- What to work on -
Comb the records below for the string "addition" and copy each line where it turns up.

▼

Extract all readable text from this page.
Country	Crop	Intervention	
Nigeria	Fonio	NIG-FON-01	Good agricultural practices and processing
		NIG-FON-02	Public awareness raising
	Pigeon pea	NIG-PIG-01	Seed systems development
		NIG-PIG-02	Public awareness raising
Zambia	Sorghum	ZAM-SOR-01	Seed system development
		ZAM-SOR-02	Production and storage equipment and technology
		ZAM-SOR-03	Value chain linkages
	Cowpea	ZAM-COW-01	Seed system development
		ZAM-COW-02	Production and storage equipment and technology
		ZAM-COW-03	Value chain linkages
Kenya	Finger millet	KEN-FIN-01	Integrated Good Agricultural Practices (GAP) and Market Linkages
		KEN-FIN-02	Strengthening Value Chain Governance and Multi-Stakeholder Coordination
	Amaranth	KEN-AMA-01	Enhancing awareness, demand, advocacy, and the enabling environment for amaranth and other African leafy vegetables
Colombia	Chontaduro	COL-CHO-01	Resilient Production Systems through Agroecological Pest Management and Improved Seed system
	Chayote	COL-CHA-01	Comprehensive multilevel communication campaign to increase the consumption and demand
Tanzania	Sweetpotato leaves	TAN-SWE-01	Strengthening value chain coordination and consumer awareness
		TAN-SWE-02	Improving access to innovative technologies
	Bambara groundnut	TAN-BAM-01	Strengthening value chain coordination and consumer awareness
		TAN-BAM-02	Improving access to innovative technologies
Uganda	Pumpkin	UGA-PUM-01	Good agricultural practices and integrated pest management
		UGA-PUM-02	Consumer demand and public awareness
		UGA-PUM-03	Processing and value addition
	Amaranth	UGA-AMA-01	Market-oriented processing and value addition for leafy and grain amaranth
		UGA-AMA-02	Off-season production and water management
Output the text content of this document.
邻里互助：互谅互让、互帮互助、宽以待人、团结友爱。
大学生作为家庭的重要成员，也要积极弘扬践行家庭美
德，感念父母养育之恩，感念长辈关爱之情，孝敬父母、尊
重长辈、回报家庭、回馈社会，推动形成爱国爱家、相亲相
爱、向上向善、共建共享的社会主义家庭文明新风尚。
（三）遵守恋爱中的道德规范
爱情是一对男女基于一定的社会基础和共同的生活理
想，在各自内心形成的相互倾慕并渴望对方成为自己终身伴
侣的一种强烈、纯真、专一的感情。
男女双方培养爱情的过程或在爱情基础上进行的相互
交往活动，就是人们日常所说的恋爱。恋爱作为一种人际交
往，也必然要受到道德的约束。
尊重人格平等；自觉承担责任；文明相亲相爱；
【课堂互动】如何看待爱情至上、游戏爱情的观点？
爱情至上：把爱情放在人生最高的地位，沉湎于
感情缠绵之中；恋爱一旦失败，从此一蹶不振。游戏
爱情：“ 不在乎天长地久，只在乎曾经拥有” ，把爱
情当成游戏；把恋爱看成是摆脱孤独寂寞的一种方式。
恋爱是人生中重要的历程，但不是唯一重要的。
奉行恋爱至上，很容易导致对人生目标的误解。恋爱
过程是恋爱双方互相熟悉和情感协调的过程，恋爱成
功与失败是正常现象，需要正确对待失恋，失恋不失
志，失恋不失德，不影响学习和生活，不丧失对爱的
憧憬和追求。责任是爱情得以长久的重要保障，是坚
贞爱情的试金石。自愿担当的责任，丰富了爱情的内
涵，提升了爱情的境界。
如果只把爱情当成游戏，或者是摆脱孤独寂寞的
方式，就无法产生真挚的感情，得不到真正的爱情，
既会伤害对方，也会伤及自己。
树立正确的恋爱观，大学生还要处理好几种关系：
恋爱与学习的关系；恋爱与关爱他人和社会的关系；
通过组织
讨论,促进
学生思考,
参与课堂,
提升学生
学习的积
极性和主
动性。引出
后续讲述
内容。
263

▲

- Result of the task -
		UGA-PUM-03	Processing and value addition
	Amaranth	UGA-AMA-01	Market-oriented processing and value addition for leafy and grain amaranth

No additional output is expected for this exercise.